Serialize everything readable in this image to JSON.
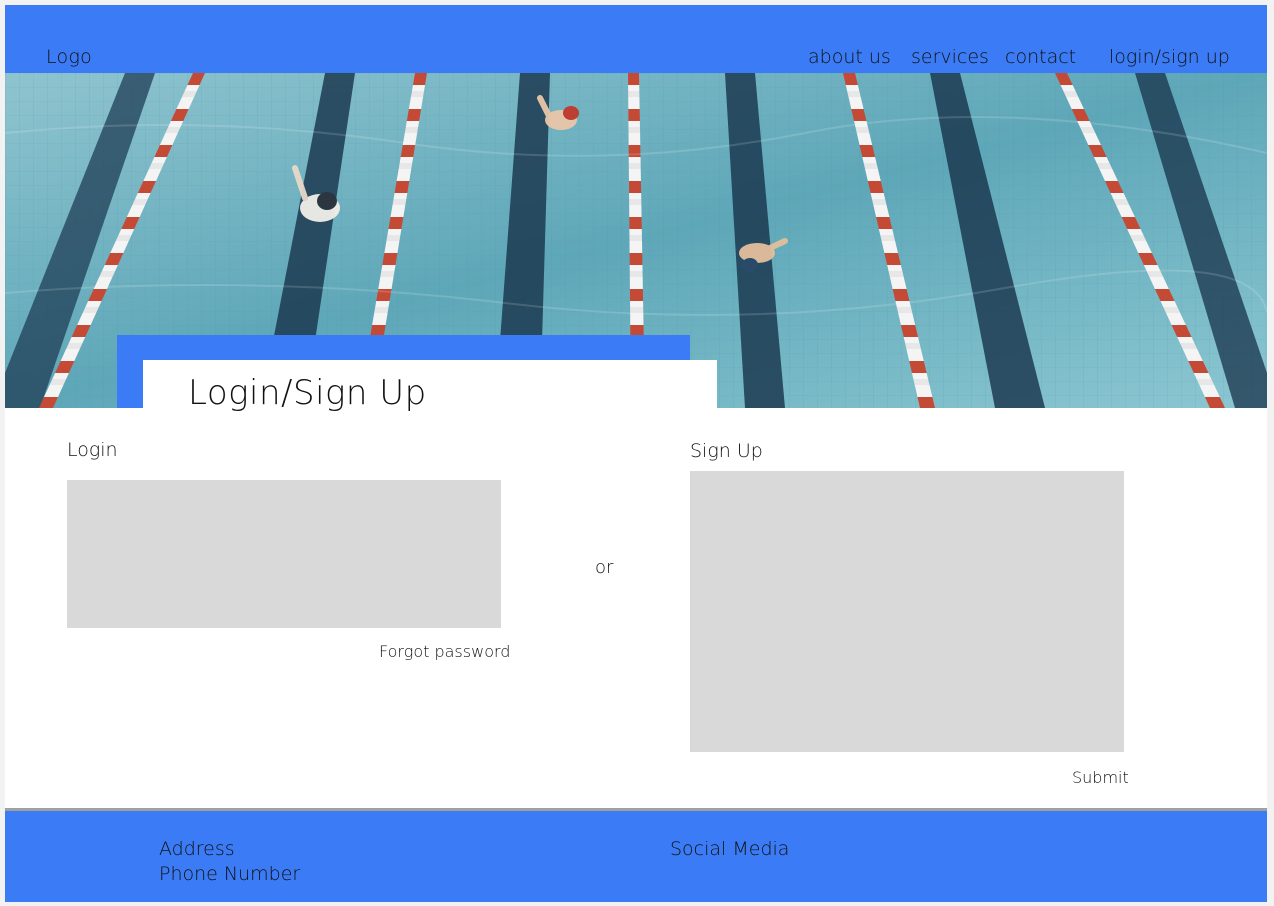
{
  "header": {
    "logo": "Logo",
    "nav": {
      "about": "about us",
      "services": "services",
      "contact": "contact",
      "login": "login/sign up"
    }
  },
  "hero": {
    "image_alt": "swimming pool with swimmers"
  },
  "page_title": "Login/Sign Up",
  "login": {
    "label": "Login",
    "forgot_password": "Forgot password"
  },
  "divider_text": "or",
  "signup": {
    "label": "Sign Up",
    "submit": "Submit"
  },
  "footer": {
    "address": "Address",
    "phone": "Phone Number",
    "social": "Social Media"
  },
  "colors": {
    "brand_blue": "#3b7cf6",
    "placeholder_gray": "#d9d9d9",
    "pool_water": "#6fb3c4"
  }
}
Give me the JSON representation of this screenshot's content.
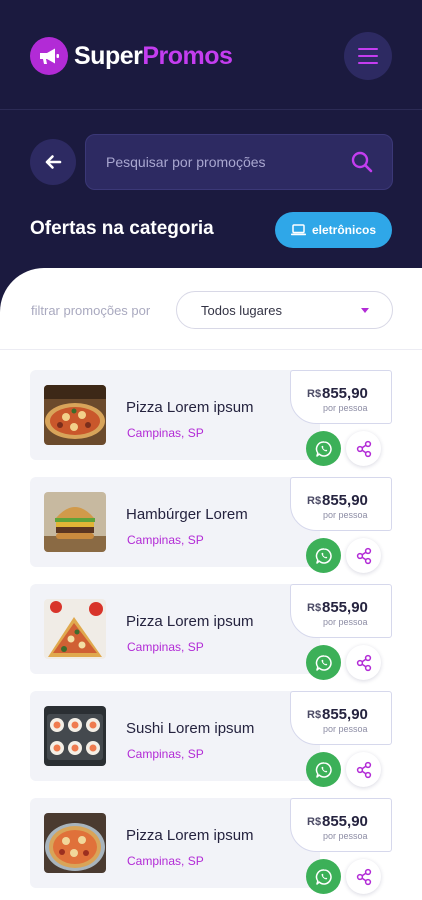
{
  "app": {
    "name_part1": "Super",
    "name_part2": "Promos"
  },
  "search": {
    "placeholder": "Pesquisar por promoções"
  },
  "section": {
    "title": "Ofertas na categoria",
    "category": "eletrônicos"
  },
  "filter": {
    "label": "filtrar promoções por",
    "selected": "Todos lugares"
  },
  "colors": {
    "brand_purple": "#b22bd6",
    "header_bg": "#1b1a3f",
    "category_blue": "#2fa7e8",
    "whatsapp_green": "#3cb058"
  },
  "offers": [
    {
      "title": "Pizza Lorem ipsum",
      "location": "Campinas, SP",
      "currency": "R$",
      "price": "855,90",
      "unit": "por pessoa"
    },
    {
      "title": "Hambúrger Lorem",
      "location": "Campinas, SP",
      "currency": "R$",
      "price": "855,90",
      "unit": "por pessoa"
    },
    {
      "title": "Pizza Lorem ipsum",
      "location": "Campinas, SP",
      "currency": "R$",
      "price": "855,90",
      "unit": "por pessoa"
    },
    {
      "title": "Sushi Lorem ipsum",
      "location": "Campinas, SP",
      "currency": "R$",
      "price": "855,90",
      "unit": "por pessoa"
    },
    {
      "title": "Pizza Lorem ipsum",
      "location": "Campinas, SP",
      "currency": "R$",
      "price": "855,90",
      "unit": "por pessoa"
    }
  ]
}
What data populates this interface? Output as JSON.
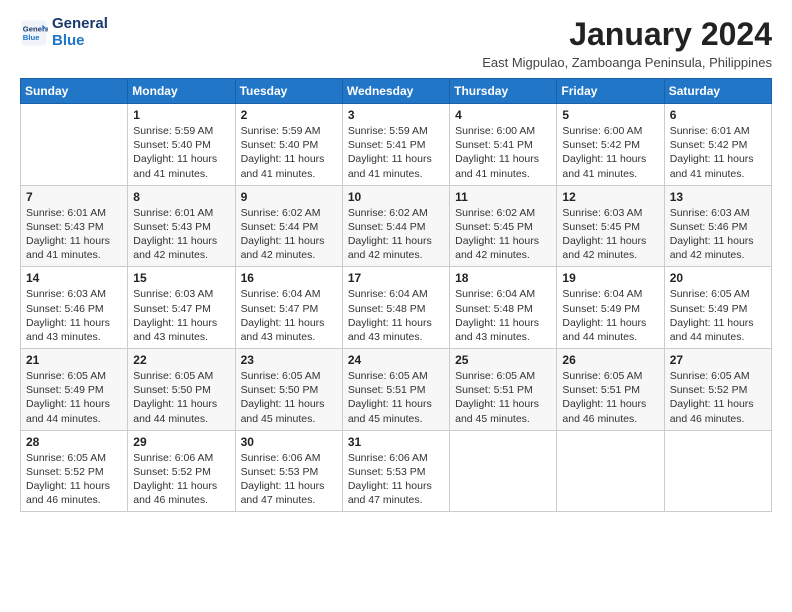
{
  "app": {
    "logo_line1": "General",
    "logo_line2": "Blue"
  },
  "calendar": {
    "title": "January 2024",
    "subtitle": "East Migpulao, Zamboanga Peninsula, Philippines",
    "headers": [
      "Sunday",
      "Monday",
      "Tuesday",
      "Wednesday",
      "Thursday",
      "Friday",
      "Saturday"
    ],
    "weeks": [
      [
        {
          "day": "",
          "info": ""
        },
        {
          "day": "1",
          "info": "Sunrise: 5:59 AM\nSunset: 5:40 PM\nDaylight: 11 hours\nand 41 minutes."
        },
        {
          "day": "2",
          "info": "Sunrise: 5:59 AM\nSunset: 5:40 PM\nDaylight: 11 hours\nand 41 minutes."
        },
        {
          "day": "3",
          "info": "Sunrise: 5:59 AM\nSunset: 5:41 PM\nDaylight: 11 hours\nand 41 minutes."
        },
        {
          "day": "4",
          "info": "Sunrise: 6:00 AM\nSunset: 5:41 PM\nDaylight: 11 hours\nand 41 minutes."
        },
        {
          "day": "5",
          "info": "Sunrise: 6:00 AM\nSunset: 5:42 PM\nDaylight: 11 hours\nand 41 minutes."
        },
        {
          "day": "6",
          "info": "Sunrise: 6:01 AM\nSunset: 5:42 PM\nDaylight: 11 hours\nand 41 minutes."
        }
      ],
      [
        {
          "day": "7",
          "info": "Sunrise: 6:01 AM\nSunset: 5:43 PM\nDaylight: 11 hours\nand 41 minutes."
        },
        {
          "day": "8",
          "info": "Sunrise: 6:01 AM\nSunset: 5:43 PM\nDaylight: 11 hours\nand 42 minutes."
        },
        {
          "day": "9",
          "info": "Sunrise: 6:02 AM\nSunset: 5:44 PM\nDaylight: 11 hours\nand 42 minutes."
        },
        {
          "day": "10",
          "info": "Sunrise: 6:02 AM\nSunset: 5:44 PM\nDaylight: 11 hours\nand 42 minutes."
        },
        {
          "day": "11",
          "info": "Sunrise: 6:02 AM\nSunset: 5:45 PM\nDaylight: 11 hours\nand 42 minutes."
        },
        {
          "day": "12",
          "info": "Sunrise: 6:03 AM\nSunset: 5:45 PM\nDaylight: 11 hours\nand 42 minutes."
        },
        {
          "day": "13",
          "info": "Sunrise: 6:03 AM\nSunset: 5:46 PM\nDaylight: 11 hours\nand 42 minutes."
        }
      ],
      [
        {
          "day": "14",
          "info": "Sunrise: 6:03 AM\nSunset: 5:46 PM\nDaylight: 11 hours\nand 43 minutes."
        },
        {
          "day": "15",
          "info": "Sunrise: 6:03 AM\nSunset: 5:47 PM\nDaylight: 11 hours\nand 43 minutes."
        },
        {
          "day": "16",
          "info": "Sunrise: 6:04 AM\nSunset: 5:47 PM\nDaylight: 11 hours\nand 43 minutes."
        },
        {
          "day": "17",
          "info": "Sunrise: 6:04 AM\nSunset: 5:48 PM\nDaylight: 11 hours\nand 43 minutes."
        },
        {
          "day": "18",
          "info": "Sunrise: 6:04 AM\nSunset: 5:48 PM\nDaylight: 11 hours\nand 43 minutes."
        },
        {
          "day": "19",
          "info": "Sunrise: 6:04 AM\nSunset: 5:49 PM\nDaylight: 11 hours\nand 44 minutes."
        },
        {
          "day": "20",
          "info": "Sunrise: 6:05 AM\nSunset: 5:49 PM\nDaylight: 11 hours\nand 44 minutes."
        }
      ],
      [
        {
          "day": "21",
          "info": "Sunrise: 6:05 AM\nSunset: 5:49 PM\nDaylight: 11 hours\nand 44 minutes."
        },
        {
          "day": "22",
          "info": "Sunrise: 6:05 AM\nSunset: 5:50 PM\nDaylight: 11 hours\nand 44 minutes."
        },
        {
          "day": "23",
          "info": "Sunrise: 6:05 AM\nSunset: 5:50 PM\nDaylight: 11 hours\nand 45 minutes."
        },
        {
          "day": "24",
          "info": "Sunrise: 6:05 AM\nSunset: 5:51 PM\nDaylight: 11 hours\nand 45 minutes."
        },
        {
          "day": "25",
          "info": "Sunrise: 6:05 AM\nSunset: 5:51 PM\nDaylight: 11 hours\nand 45 minutes."
        },
        {
          "day": "26",
          "info": "Sunrise: 6:05 AM\nSunset: 5:51 PM\nDaylight: 11 hours\nand 46 minutes."
        },
        {
          "day": "27",
          "info": "Sunrise: 6:05 AM\nSunset: 5:52 PM\nDaylight: 11 hours\nand 46 minutes."
        }
      ],
      [
        {
          "day": "28",
          "info": "Sunrise: 6:05 AM\nSunset: 5:52 PM\nDaylight: 11 hours\nand 46 minutes."
        },
        {
          "day": "29",
          "info": "Sunrise: 6:06 AM\nSunset: 5:52 PM\nDaylight: 11 hours\nand 46 minutes."
        },
        {
          "day": "30",
          "info": "Sunrise: 6:06 AM\nSunset: 5:53 PM\nDaylight: 11 hours\nand 47 minutes."
        },
        {
          "day": "31",
          "info": "Sunrise: 6:06 AM\nSunset: 5:53 PM\nDaylight: 11 hours\nand 47 minutes."
        },
        {
          "day": "",
          "info": ""
        },
        {
          "day": "",
          "info": ""
        },
        {
          "day": "",
          "info": ""
        }
      ]
    ]
  }
}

WORK TO DO: List the lines of the material in which the word "this" occurs.

WORKED SOLUTION:
Serialize everything readable in this image to JSON.
Give me the JSON representation of this screenshot's content.
What data populates this interface? Output as JSON.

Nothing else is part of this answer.